• **THE EXERCISE**
In the listing that follows, count each line where the word "getNumber" appears; write nothing but the count.

Dataset records:
————

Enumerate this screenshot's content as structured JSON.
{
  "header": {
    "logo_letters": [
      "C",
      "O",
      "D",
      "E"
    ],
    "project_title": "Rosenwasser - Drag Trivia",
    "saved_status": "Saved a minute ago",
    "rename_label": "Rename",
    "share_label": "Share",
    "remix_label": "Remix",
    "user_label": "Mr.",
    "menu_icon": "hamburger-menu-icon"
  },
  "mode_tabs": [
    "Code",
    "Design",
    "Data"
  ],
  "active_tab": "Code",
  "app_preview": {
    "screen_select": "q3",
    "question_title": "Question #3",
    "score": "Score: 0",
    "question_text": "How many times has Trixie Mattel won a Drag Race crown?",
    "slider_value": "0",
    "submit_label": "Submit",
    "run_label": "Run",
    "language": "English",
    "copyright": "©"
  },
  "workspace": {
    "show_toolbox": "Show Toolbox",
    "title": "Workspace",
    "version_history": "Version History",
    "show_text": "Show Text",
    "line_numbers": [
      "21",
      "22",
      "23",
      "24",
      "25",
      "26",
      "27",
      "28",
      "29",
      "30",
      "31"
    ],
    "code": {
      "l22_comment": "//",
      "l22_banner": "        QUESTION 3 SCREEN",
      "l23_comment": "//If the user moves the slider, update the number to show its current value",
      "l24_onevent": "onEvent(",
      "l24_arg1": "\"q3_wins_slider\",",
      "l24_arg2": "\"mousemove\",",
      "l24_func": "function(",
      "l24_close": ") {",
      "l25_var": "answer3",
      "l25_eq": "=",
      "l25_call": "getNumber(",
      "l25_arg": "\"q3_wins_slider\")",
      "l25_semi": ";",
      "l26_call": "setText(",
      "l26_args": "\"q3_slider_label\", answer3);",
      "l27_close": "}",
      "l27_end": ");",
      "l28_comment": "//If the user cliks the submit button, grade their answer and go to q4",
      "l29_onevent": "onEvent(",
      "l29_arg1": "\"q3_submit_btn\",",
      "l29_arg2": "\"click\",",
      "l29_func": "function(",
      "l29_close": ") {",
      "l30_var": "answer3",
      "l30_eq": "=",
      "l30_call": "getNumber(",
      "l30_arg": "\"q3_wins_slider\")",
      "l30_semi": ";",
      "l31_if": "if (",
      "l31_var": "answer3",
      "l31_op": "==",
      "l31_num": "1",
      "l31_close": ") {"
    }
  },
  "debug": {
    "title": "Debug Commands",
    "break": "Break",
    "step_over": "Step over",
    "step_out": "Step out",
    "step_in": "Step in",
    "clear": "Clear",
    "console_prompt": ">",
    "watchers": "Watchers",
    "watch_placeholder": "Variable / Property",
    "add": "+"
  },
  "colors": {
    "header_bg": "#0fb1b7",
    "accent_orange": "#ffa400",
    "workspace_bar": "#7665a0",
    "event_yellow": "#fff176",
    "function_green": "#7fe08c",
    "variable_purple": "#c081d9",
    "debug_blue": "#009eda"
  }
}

————

• **EXERCISE RESULT**
2